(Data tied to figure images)
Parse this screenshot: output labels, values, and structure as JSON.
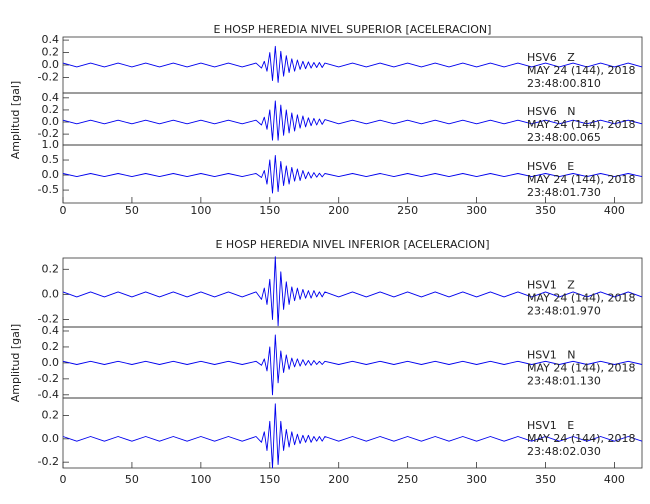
{
  "chart_data": [
    {
      "type": "line",
      "title": "E HOSP HEREDIA NIVEL SUPERIOR [ACELERACION]",
      "ylabel": "Amplitud [gal]",
      "xlim": [
        0,
        420
      ],
      "xticks": [
        0,
        50,
        100,
        150,
        200,
        250,
        300,
        350,
        400
      ],
      "x": [
        0,
        10,
        20,
        30,
        40,
        50,
        60,
        70,
        80,
        90,
        100,
        110,
        120,
        130,
        140,
        144,
        146,
        148,
        150,
        152,
        154,
        156,
        158,
        160,
        162,
        164,
        166,
        168,
        170,
        172,
        174,
        176,
        178,
        180,
        182,
        184,
        186,
        188,
        190,
        200,
        210,
        220,
        230,
        240,
        250,
        260,
        270,
        280,
        290,
        300,
        310,
        320,
        330,
        340,
        350,
        360,
        370,
        380,
        390,
        400,
        410,
        420
      ],
      "panels": [
        {
          "label": "HSV6   Z",
          "date": "MAY 24 (144), 2018",
          "time": "23:48:00.810",
          "color": "#0000ee",
          "ylim": [
            -0.45,
            0.45
          ],
          "yticks": [
            0.4,
            0.2,
            {
              "value": 0,
              "label": "0.0"
            },
            -0.2
          ],
          "values": [
            0.03,
            -0.03,
            0.03,
            -0.03,
            0.03,
            -0.03,
            0.03,
            -0.03,
            0.03,
            -0.03,
            0.03,
            -0.03,
            0.03,
            -0.03,
            0.03,
            -0.05,
            0.06,
            -0.1,
            0.2,
            -0.25,
            0.3,
            -0.28,
            0.22,
            -0.18,
            0.15,
            -0.12,
            0.1,
            -0.1,
            0.08,
            -0.07,
            0.06,
            -0.06,
            0.05,
            -0.05,
            0.04,
            -0.04,
            0.04,
            -0.04,
            0.03,
            -0.03,
            0.03,
            -0.03,
            0.03,
            -0.03,
            0.03,
            -0.03,
            0.03,
            -0.03,
            0.03,
            -0.03,
            0.03,
            -0.03,
            0.03,
            -0.03,
            0.03,
            -0.03,
            0.03,
            -0.03,
            0.03,
            -0.03,
            0.03,
            -0.03
          ]
        },
        {
          "label": "HSV6   N",
          "date": "MAY 24 (144), 2018",
          "time": "23:48:00.065",
          "color": "#0000ee",
          "ylim": [
            -0.38,
            0.48
          ],
          "yticks": [
            0.4,
            0.2,
            {
              "value": 0,
              "label": "0.0"
            },
            -0.2
          ],
          "values": [
            0.03,
            -0.03,
            0.03,
            -0.03,
            0.03,
            -0.03,
            0.03,
            -0.03,
            0.03,
            -0.03,
            0.03,
            -0.03,
            0.03,
            -0.03,
            0.03,
            -0.05,
            0.08,
            -0.12,
            0.2,
            -0.3,
            0.35,
            -0.3,
            0.28,
            -0.22,
            0.2,
            -0.18,
            0.15,
            -0.15,
            0.12,
            -0.1,
            0.1,
            -0.08,
            0.07,
            -0.06,
            0.06,
            -0.05,
            0.05,
            -0.04,
            0.04,
            -0.03,
            0.03,
            -0.03,
            0.03,
            -0.03,
            0.03,
            -0.03,
            0.03,
            -0.03,
            0.03,
            -0.03,
            0.03,
            -0.03,
            0.03,
            -0.03,
            0.03,
            -0.03,
            0.03,
            -0.03,
            0.03,
            -0.03,
            0.03,
            -0.03
          ]
        },
        {
          "label": "HSV6   E",
          "date": "MAY 24 (144), 2018",
          "time": "23:48:01.730",
          "color": "#0000ee",
          "ylim": [
            -0.93,
            1.0
          ],
          "yticks": [
            {
              "value": 1,
              "label": "1.0"
            },
            0.5,
            {
              "value": 0,
              "label": "0.0"
            },
            -0.5
          ],
          "values": [
            0.05,
            -0.05,
            0.05,
            -0.05,
            0.05,
            -0.05,
            0.05,
            -0.05,
            0.05,
            -0.05,
            0.05,
            -0.05,
            0.05,
            -0.05,
            0.05,
            -0.08,
            0.15,
            -0.3,
            0.5,
            -0.6,
            0.65,
            -0.55,
            0.45,
            -0.35,
            0.3,
            -0.3,
            0.25,
            -0.2,
            0.2,
            -0.18,
            0.15,
            -0.12,
            0.1,
            -0.1,
            0.08,
            -0.07,
            0.06,
            -0.06,
            0.05,
            -0.05,
            0.05,
            -0.05,
            0.05,
            -0.05,
            0.05,
            -0.05,
            0.05,
            -0.05,
            0.05,
            -0.05,
            0.05,
            -0.05,
            0.05,
            -0.05,
            0.05,
            -0.05,
            0.05,
            -0.05,
            0.05,
            -0.05,
            0.05,
            -0.05
          ]
        }
      ]
    },
    {
      "type": "line",
      "title": "E HOSP HEREDIA NIVEL INFERIOR [ACELERACION]",
      "ylabel": "Amplitud [gal]",
      "xlim": [
        0,
        420
      ],
      "xticks": [
        0,
        50,
        100,
        150,
        200,
        250,
        300,
        350,
        400
      ],
      "x": [
        0,
        10,
        20,
        30,
        40,
        50,
        60,
        70,
        80,
        90,
        100,
        110,
        120,
        130,
        140,
        144,
        146,
        148,
        150,
        152,
        154,
        156,
        158,
        160,
        162,
        164,
        166,
        168,
        170,
        172,
        174,
        176,
        178,
        180,
        182,
        184,
        186,
        188,
        190,
        200,
        210,
        220,
        230,
        240,
        250,
        260,
        270,
        280,
        290,
        300,
        310,
        320,
        330,
        340,
        350,
        360,
        370,
        380,
        390,
        400,
        410,
        420
      ],
      "panels": [
        {
          "label": "HSV1   Z",
          "date": "MAY 24 (144), 2018",
          "time": "23:48:01.970",
          "color": "#0000ee",
          "ylim": [
            -0.26,
            0.29
          ],
          "yticks": [
            0.2,
            {
              "value": 0,
              "label": "0.0"
            },
            -0.2
          ],
          "values": [
            0.02,
            -0.02,
            0.02,
            -0.02,
            0.02,
            -0.02,
            0.02,
            -0.02,
            0.02,
            -0.02,
            0.02,
            -0.02,
            0.02,
            -0.02,
            0.02,
            -0.04,
            0.05,
            -0.08,
            0.12,
            -0.2,
            0.3,
            -0.25,
            0.18,
            -0.12,
            0.1,
            -0.08,
            0.06,
            -0.05,
            0.05,
            -0.04,
            0.04,
            -0.03,
            0.03,
            -0.03,
            0.03,
            -0.02,
            0.02,
            -0.02,
            0.02,
            -0.02,
            0.02,
            -0.02,
            0.02,
            -0.02,
            0.02,
            -0.02,
            0.02,
            -0.02,
            0.02,
            -0.02,
            0.02,
            -0.02,
            0.02,
            -0.02,
            0.02,
            -0.02,
            0.02,
            -0.02,
            0.02,
            -0.02,
            0.02,
            -0.02
          ]
        },
        {
          "label": "HSV1   N",
          "date": "MAY 24 (144), 2018",
          "time": "23:48:01.130",
          "color": "#0000ee",
          "ylim": [
            -0.44,
            0.45
          ],
          "yticks": [
            0.4,
            0.2,
            {
              "value": 0,
              "label": "0.0"
            },
            -0.2,
            -0.4
          ],
          "values": [
            0.02,
            -0.02,
            0.02,
            -0.02,
            0.02,
            -0.02,
            0.02,
            -0.02,
            0.02,
            -0.02,
            0.02,
            -0.02,
            0.02,
            -0.02,
            0.02,
            -0.03,
            0.05,
            -0.1,
            0.2,
            -0.4,
            0.35,
            -0.25,
            0.15,
            -0.12,
            0.1,
            -0.08,
            0.06,
            -0.05,
            0.05,
            -0.04,
            0.04,
            -0.03,
            0.03,
            -0.03,
            0.03,
            -0.02,
            0.02,
            -0.02,
            0.02,
            -0.02,
            0.02,
            -0.02,
            0.02,
            -0.02,
            0.02,
            -0.02,
            0.02,
            -0.02,
            0.02,
            -0.02,
            0.02,
            -0.02,
            0.02,
            -0.02,
            0.02,
            -0.02,
            0.02,
            -0.02,
            0.02,
            -0.02,
            0.02,
            -0.02
          ]
        },
        {
          "label": "HSV1   E",
          "date": "MAY 24 (144), 2018",
          "time": "23:48:02.030",
          "color": "#0000ee",
          "ylim": [
            -0.25,
            0.35
          ],
          "yticks": [
            0.2,
            {
              "value": 0,
              "label": "0.0"
            },
            -0.2
          ],
          "values": [
            0.02,
            -0.02,
            0.02,
            -0.02,
            0.02,
            -0.02,
            0.02,
            -0.02,
            0.02,
            -0.02,
            0.02,
            -0.02,
            0.02,
            -0.02,
            0.02,
            -0.03,
            0.06,
            -0.1,
            0.15,
            -0.25,
            0.3,
            -0.22,
            0.15,
            -0.1,
            0.08,
            -0.07,
            0.06,
            -0.05,
            0.04,
            -0.04,
            0.03,
            -0.03,
            0.03,
            -0.03,
            0.02,
            -0.02,
            0.02,
            -0.02,
            0.02,
            -0.02,
            0.02,
            -0.02,
            0.02,
            -0.02,
            0.02,
            -0.02,
            0.02,
            -0.02,
            0.02,
            -0.02,
            0.02,
            -0.02,
            0.02,
            -0.02,
            0.02,
            -0.02,
            0.02,
            -0.02,
            0.02,
            -0.02,
            0.02,
            -0.02
          ]
        }
      ]
    }
  ]
}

- **DO THIS**
List the lines of the entries that include "time".

- **THE COMPLETED TASK**
          "time": "23:48:00.810",
          "time": "23:48:00.065",
          "time": "23:48:01.730",
          "time": "23:48:01.970",
          "time": "23:48:01.130",
          "time": "23:48:02.030",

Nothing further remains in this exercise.